__Instructions to follow__
All of the records below should be output exactly.
##########
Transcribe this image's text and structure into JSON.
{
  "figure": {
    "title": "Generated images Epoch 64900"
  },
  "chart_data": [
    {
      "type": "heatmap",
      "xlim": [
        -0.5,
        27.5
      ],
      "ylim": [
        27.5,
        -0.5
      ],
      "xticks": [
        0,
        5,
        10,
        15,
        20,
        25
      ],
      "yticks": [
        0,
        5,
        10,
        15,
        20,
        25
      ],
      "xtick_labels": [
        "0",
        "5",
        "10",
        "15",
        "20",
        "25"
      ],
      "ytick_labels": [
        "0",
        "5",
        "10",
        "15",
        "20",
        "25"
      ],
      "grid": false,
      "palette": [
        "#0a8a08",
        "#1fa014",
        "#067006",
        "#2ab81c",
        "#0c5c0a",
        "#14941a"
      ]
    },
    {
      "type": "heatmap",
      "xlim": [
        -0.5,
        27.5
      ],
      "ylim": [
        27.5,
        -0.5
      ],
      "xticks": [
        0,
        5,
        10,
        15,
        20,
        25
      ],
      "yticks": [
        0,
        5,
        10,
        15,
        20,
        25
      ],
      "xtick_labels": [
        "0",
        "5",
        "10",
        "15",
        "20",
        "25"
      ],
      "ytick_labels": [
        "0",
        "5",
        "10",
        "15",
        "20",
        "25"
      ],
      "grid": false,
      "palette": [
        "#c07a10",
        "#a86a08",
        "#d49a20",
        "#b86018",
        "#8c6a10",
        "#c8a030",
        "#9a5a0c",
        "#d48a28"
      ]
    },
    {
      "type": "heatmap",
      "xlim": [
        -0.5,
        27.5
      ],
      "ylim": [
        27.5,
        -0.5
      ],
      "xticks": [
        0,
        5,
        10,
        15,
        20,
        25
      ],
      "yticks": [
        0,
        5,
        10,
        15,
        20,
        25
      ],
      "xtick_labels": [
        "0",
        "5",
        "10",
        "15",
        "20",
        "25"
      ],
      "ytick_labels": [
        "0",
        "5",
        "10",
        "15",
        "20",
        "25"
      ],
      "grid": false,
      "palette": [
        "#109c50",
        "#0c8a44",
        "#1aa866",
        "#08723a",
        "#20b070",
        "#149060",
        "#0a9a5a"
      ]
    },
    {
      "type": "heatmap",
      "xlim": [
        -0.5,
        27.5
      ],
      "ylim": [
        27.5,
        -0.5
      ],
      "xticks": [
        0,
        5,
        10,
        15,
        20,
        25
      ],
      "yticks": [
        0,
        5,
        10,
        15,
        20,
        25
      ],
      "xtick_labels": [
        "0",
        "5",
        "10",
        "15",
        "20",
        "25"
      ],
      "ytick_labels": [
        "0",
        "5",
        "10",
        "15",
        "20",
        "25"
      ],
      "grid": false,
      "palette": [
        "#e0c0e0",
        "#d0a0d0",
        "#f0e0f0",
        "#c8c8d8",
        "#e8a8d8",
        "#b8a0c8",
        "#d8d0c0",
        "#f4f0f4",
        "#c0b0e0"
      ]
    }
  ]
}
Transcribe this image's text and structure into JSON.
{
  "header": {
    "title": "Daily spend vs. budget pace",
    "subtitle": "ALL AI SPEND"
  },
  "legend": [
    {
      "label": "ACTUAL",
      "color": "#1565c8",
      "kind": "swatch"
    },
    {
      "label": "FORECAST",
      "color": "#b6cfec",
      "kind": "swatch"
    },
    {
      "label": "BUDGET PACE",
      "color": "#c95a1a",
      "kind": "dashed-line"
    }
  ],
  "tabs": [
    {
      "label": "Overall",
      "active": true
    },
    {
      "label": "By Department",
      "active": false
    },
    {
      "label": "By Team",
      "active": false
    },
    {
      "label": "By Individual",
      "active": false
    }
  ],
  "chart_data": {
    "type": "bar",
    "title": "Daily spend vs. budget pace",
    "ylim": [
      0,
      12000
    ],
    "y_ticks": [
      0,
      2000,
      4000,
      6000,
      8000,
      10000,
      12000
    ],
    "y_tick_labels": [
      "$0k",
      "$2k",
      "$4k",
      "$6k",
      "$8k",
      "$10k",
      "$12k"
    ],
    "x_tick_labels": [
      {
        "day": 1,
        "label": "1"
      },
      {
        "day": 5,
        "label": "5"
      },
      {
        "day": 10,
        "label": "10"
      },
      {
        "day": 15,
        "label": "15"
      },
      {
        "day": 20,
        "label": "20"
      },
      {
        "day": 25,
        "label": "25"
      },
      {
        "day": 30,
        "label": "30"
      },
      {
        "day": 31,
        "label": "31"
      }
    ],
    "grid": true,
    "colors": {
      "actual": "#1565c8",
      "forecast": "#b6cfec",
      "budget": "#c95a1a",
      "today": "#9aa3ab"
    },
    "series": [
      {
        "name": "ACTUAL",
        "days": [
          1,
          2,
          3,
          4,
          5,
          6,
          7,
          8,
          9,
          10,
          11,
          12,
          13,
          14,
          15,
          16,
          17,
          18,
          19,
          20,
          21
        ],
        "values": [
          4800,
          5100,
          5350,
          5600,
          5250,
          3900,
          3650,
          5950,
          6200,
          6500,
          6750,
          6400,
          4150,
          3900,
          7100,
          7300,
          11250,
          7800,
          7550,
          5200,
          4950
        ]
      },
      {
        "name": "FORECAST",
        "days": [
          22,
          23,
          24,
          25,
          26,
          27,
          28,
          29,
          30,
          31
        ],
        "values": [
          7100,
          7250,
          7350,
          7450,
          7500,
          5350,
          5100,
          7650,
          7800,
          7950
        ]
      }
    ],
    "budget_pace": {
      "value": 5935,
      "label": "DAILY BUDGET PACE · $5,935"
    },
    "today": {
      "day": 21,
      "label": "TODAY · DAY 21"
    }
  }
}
##########
__Solved problem__
Transcribe this image's text and structure into JSON.
{
  "figure": {
    "title": "Generated images Epoch 64900"
  },
  "chart_data": [
    {
      "type": "heatmap",
      "xlim": [
        -0.5,
        27.5
      ],
      "ylim": [
        27.5,
        -0.5
      ],
      "xticks": [
        0,
        5,
        10,
        15,
        20,
        25
      ],
      "yticks": [
        0,
        5,
        10,
        15,
        20,
        25
      ],
      "xtick_labels": [
        "0",
        "5",
        "10",
        "15",
        "20",
        "25"
      ],
      "ytick_labels": [
        "0",
        "5",
        "10",
        "15",
        "20",
        "25"
      ],
      "grid": false,
      "palette": [
        "#0a8a08",
        "#1fa014",
        "#067006",
        "#2ab81c",
        "#0c5c0a",
        "#14941a"
      ]
    },
    {
      "type": "heatmap",
      "xlim": [
        -0.5,
        27.5
      ],
      "ylim": [
        27.5,
        -0.5
      ],
      "xticks": [
        0,
        5,
        10,
        15,
        20,
        25
      ],
      "yticks": [
        0,
        5,
        10,
        15,
        20,
        25
      ],
      "xtick_labels": [
        "0",
        "5",
        "10",
        "15",
        "20",
        "25"
      ],
      "ytick_labels": [
        "0",
        "5",
        "10",
        "15",
        "20",
        "25"
      ],
      "grid": false,
      "palette": [
        "#c07a10",
        "#a86a08",
        "#d49a20",
        "#b86018",
        "#8c6a10",
        "#c8a030",
        "#9a5a0c",
        "#d48a28"
      ]
    },
    {
      "type": "heatmap",
      "xlim": [
        -0.5,
        27.5
      ],
      "ylim": [
        27.5,
        -0.5
      ],
      "xticks": [
        0,
        5,
        10,
        15,
        20,
        25
      ],
      "yticks": [
        0,
        5,
        10,
        15,
        20,
        25
      ],
      "xtick_labels": [
        "0",
        "5",
        "10",
        "15",
        "20",
        "25"
      ],
      "ytick_labels": [
        "0",
        "5",
        "10",
        "15",
        "20",
        "25"
      ],
      "grid": false,
      "palette": [
        "#109c50",
        "#0c8a44",
        "#1aa866",
        "#08723a",
        "#20b070",
        "#149060",
        "#0a9a5a"
      ]
    },
    {
      "type": "heatmap",
      "xlim": [
        -0.5,
        27.5
      ],
      "ylim": [
        27.5,
        -0.5
      ],
      "xticks": [
        0,
        5,
        10,
        15,
        20,
        25
      ],
      "yticks": [
        0,
        5,
        10,
        15,
        20,
        25
      ],
      "xtick_labels": [
        "0",
        "5",
        "10",
        "15",
        "20",
        "25"
      ],
      "ytick_labels": [
        "0",
        "5",
        "10",
        "15",
        "20",
        "25"
      ],
      "grid": false,
      "palette": [
        "#e0c0e0",
        "#d0a0d0",
        "#f0e0f0",
        "#c8c8d8",
        "#e8a8d8",
        "#b8a0c8",
        "#d8d0c0",
        "#f4f0f4",
        "#c0b0e0"
      ]
    }
  ]
}
Transcribe this image's text and structure into JSON.
{
  "header": {
    "title": "Daily spend vs. budget pace",
    "subtitle": "ALL AI SPEND"
  },
  "legend": [
    {
      "label": "ACTUAL",
      "color": "#1565c8",
      "kind": "swatch"
    },
    {
      "label": "FORECAST",
      "color": "#b6cfec",
      "kind": "swatch"
    },
    {
      "label": "BUDGET PACE",
      "color": "#c95a1a",
      "kind": "dashed-line"
    }
  ],
  "tabs": [
    {
      "label": "Overall",
      "active": true
    },
    {
      "label": "By Department",
      "active": false
    },
    {
      "label": "By Team",
      "active": false
    },
    {
      "label": "By Individual",
      "active": false
    }
  ],
  "chart_data": {
    "type": "bar",
    "title": "Daily spend vs. budget pace",
    "ylim": [
      0,
      12000
    ],
    "y_ticks": [
      0,
      2000,
      4000,
      6000,
      8000,
      10000,
      12000
    ],
    "y_tick_labels": [
      "$0k",
      "$2k",
      "$4k",
      "$6k",
      "$8k",
      "$10k",
      "$12k"
    ],
    "x_tick_labels": [
      {
        "day": 1,
        "label": "1"
      },
      {
        "day": 5,
        "label": "5"
      },
      {
        "day": 10,
        "label": "10"
      },
      {
        "day": 15,
        "label": "15"
      },
      {
        "day": 20,
        "label": "20"
      },
      {
        "day": 25,
        "label": "25"
      },
      {
        "day": 30,
        "label": "30"
      },
      {
        "day": 31,
        "label": "31"
      }
    ],
    "grid": true,
    "colors": {
      "actual": "#1565c8",
      "forecast": "#b6cfec",
      "budget": "#c95a1a",
      "today": "#9aa3ab"
    },
    "series": [
      {
        "name": "ACTUAL",
        "days": [
          1,
          2,
          3,
          4,
          5,
          6,
          7,
          8,
          9,
          10,
          11,
          12,
          13,
          14,
          15,
          16,
          17,
          18,
          19,
          20,
          21
        ],
        "values": [
          4800,
          5100,
          5350,
          5600,
          5250,
          3900,
          3650,
          5950,
          6200,
          6500,
          6750,
          6400,
          4150,
          3900,
          7100,
          7300,
          11250,
          7800,
          7550,
          5200,
          4950
        ]
      },
      {
        "name": "FORECAST",
        "days": [
          22,
          23,
          24,
          25,
          26,
          27,
          28,
          29,
          30,
          31
        ],
        "values": [
          7100,
          7250,
          7350,
          7450,
          7500,
          5350,
          5100,
          7650,
          7800,
          7950
        ]
      }
    ],
    "budget_pace": {
      "value": 5935,
      "label": "DAILY BUDGET PACE · $5,935"
    },
    "today": {
      "day": 21,
      "label": "TODAY · DAY 21"
    }
  }
}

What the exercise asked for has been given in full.